■ Objective ■
Skip every image and restate the data word for word.

══ Records shown ══

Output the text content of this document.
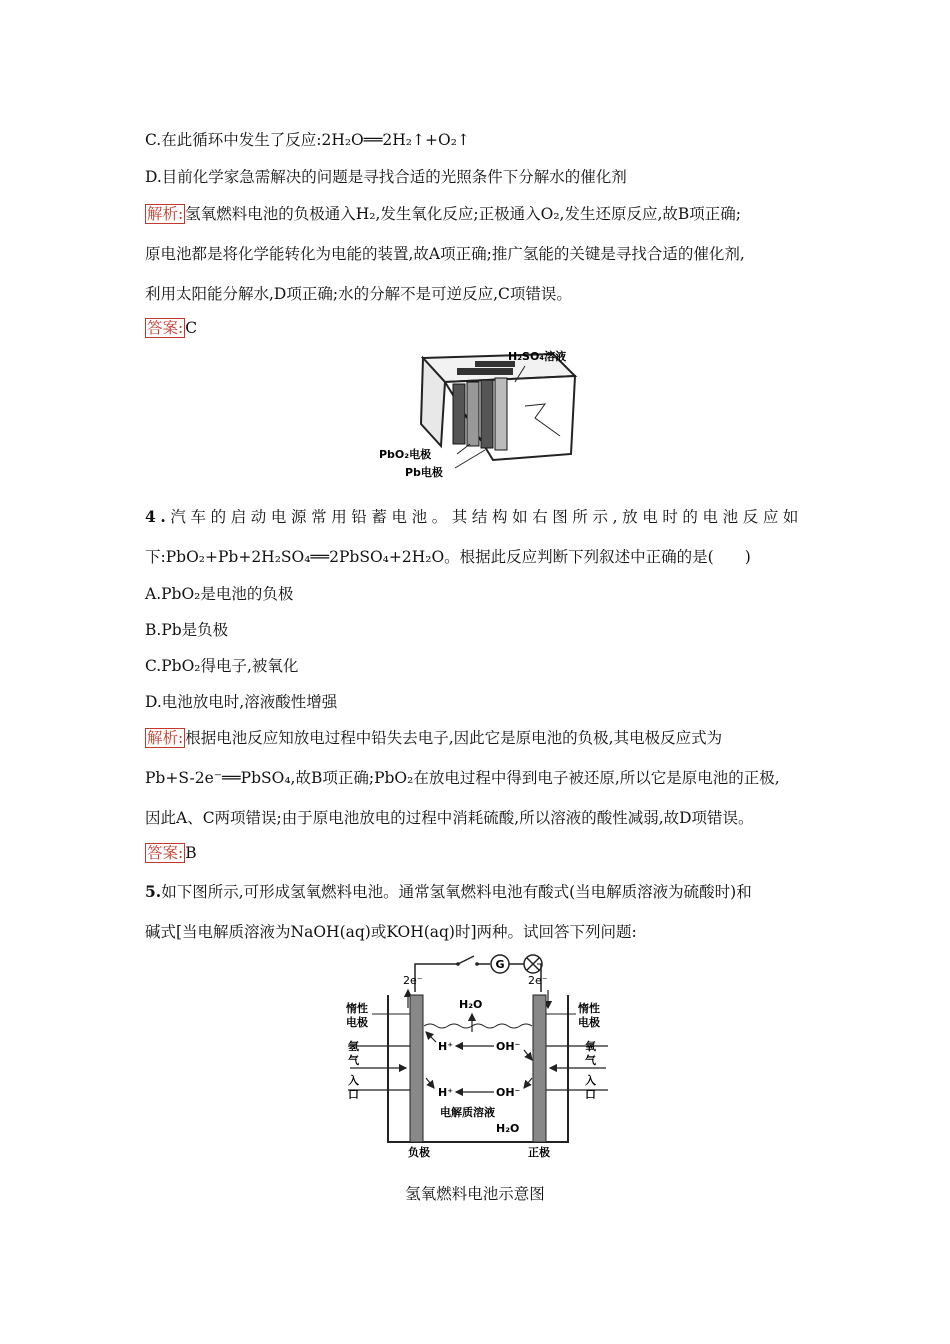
C.在此循环中发生了反应:2H₂O══2H₂↑+O₂↑
D.目前化学家急需解决的问题是寻找合适的光照条件下分解水的催化剂
解析: 氢氧燃料电池的负极通入H₂,发生氧化反应;正极通入O₂,发生还原反应,故B项正确;
原电池都是将化学能转化为电能的装置,故A项正确;推广氢能的关键是寻找合适的催化剂,
利用太阳能分解水,D项正确;水的分解不是可逆反应,C项错误。
答案: C
H₂SO₄溶液
PbO₂电极
Pb电极
4.汽车的启动电源常用铅蓄电池。其结构如右图所示,放电时的电池反应如
下:PbO₂+Pb+2H₂SO₄══2PbSO₄+2H₂O。根据此反应判断下列叙述中正确的是(　　)
A.PbO₂是电池的负极
B.Pb是负极
C.PbO₂得电子,被氧化
D.电池放电时,溶液酸性增强
解析: 根据电池反应知放电过程中铅失去电子,因此它是原电池的负极,其电极反应式为
Pb+S-2e⁻══PbSO₄,故B项正确;PbO₂在放电过程中得到电子被还原,所以它是原电池的正极,
因此A、C两项错误;由于原电池放电的过程中消耗硫酸,所以溶液的酸性减弱,故D项错误。
答案: B
5.如下图所示,可形成氢氧燃料电池。通常氢氧燃料电池有酸式(当电解质溶液为硫酸时)和
碱式[当电解质溶液为NaOH(aq)或KOH(aq)时]两种。试回答下列问题:
G
2e⁻	2e⁻
H₂O
H⁺	OH⁻
H⁺	OH⁻
电解质溶液
H₂O
惰性
电极
惰性
电极
氢
气
入
口
氧
气
入
口
负极	正极
氢氧燃料电池示意图
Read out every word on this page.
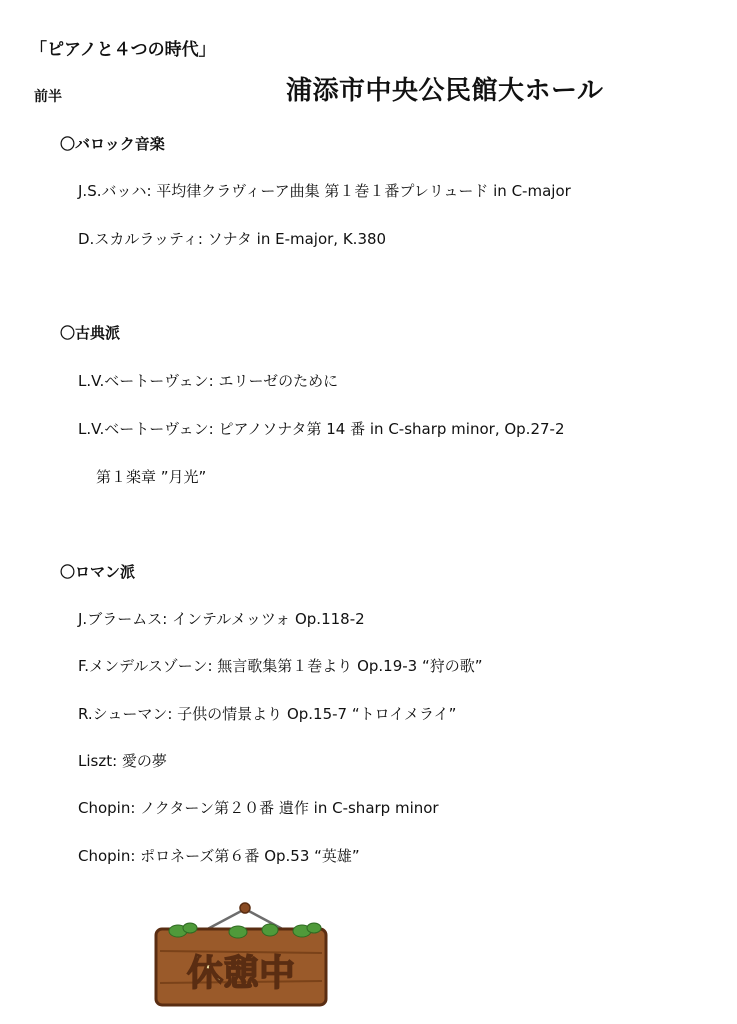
「ピアノと４つの時代」
前半	浦添市中央公民館大ホール
〇バロック音楽
J.S.バッハ: 平均律クラヴィーア曲集 第１巻１番プレリュード in C-major
D.スカルラッティ: ソナタ in E-major, K.380
〇古典派
L.V.ベートーヴェン: エリーゼのために
L.V.ベートーヴェン: ピアノソナタ第 14 番 in C-sharp minor, Op.27-2
第１楽章 ”月光”
〇ロマン派
J.ブラームス: インテルメッツォ Op.118-2
F.メンデルスゾーン: 無言歌集第１巻より Op.19-3 “狩の歌”
R.シューマン: 子供の情景より Op.15-7 “トロイメライ”
Liszt: 愛の夢
Chopin: ノクターン第２０番 遺作 in C-sharp minor
Chopin: ポロネーズ第６番 Op.53 “英雄”
休憩中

═══

■ Completed task ■
Output the text content of this document.
C.在此循环中发生了反应:2H₂O══2H₂↑+O₂↑
D.目前化学家急需解决的问题是寻找合适的光照条件下分解水的催化剂
解析: 氢氧燃料电池的负极通入H₂,发生氧化反应;正极通入O₂,发生还原反应,故B项正确;
原电池都是将化学能转化为电能的装置,故A项正确;推广氢能的关键是寻找合适的催化剂,
利用太阳能分解水,D项正确;水的分解不是可逆反应,C项错误。
答案: C
H₂SO₄溶液
PbO₂电极
Pb电极
4.汽车的启动电源常用铅蓄电池。其结构如右图所示,放电时的电池反应如
下:PbO₂+Pb+2H₂SO₄══2PbSO₄+2H₂O。根据此反应判断下列叙述中正确的是(　　)
A.PbO₂是电池的负极
B.Pb是负极
C.PbO₂得电子,被氧化
D.电池放电时,溶液酸性增强
解析: 根据电池反应知放电过程中铅失去电子,因此它是原电池的负极,其电极反应式为
Pb+S-2e⁻══PbSO₄,故B项正确;PbO₂在放电过程中得到电子被还原,所以它是原电池的正极,
因此A、C两项错误;由于原电池放电的过程中消耗硫酸,所以溶液的酸性减弱,故D项错误。
答案: B
5.如下图所示,可形成氢氧燃料电池。通常氢氧燃料电池有酸式(当电解质溶液为硫酸时)和
碱式[当电解质溶液为NaOH(aq)或KOH(aq)时]两种。试回答下列问题:
G
2e⁻	2e⁻
H₂O
H⁺	OH⁻
H⁺	OH⁻
电解质溶液
H₂O
惰性
电极
惰性
电极
氢
气
入
口
氧
气
入
口
负极	正极
氢氧燃料电池示意图
Read out every word on this page.
「ピアノと４つの時代」
前半	浦添市中央公民館大ホール
〇バロック音楽
J.S.バッハ: 平均律クラヴィーア曲集 第１巻１番プレリュード in C-major
D.スカルラッティ: ソナタ in E-major, K.380
〇古典派
L.V.ベートーヴェン: エリーゼのために
L.V.ベートーヴェン: ピアノソナタ第 14 番 in C-sharp minor, Op.27-2
第１楽章 ”月光”
〇ロマン派
J.ブラームス: インテルメッツォ Op.118-2
F.メンデルスゾーン: 無言歌集第１巻より Op.19-3 “狩の歌”
R.シューマン: 子供の情景より Op.15-7 “トロイメライ”
Liszt: 愛の夢
Chopin: ノクターン第２０番 遺作 in C-sharp minor
Chopin: ポロネーズ第６番 Op.53 “英雄”
休憩中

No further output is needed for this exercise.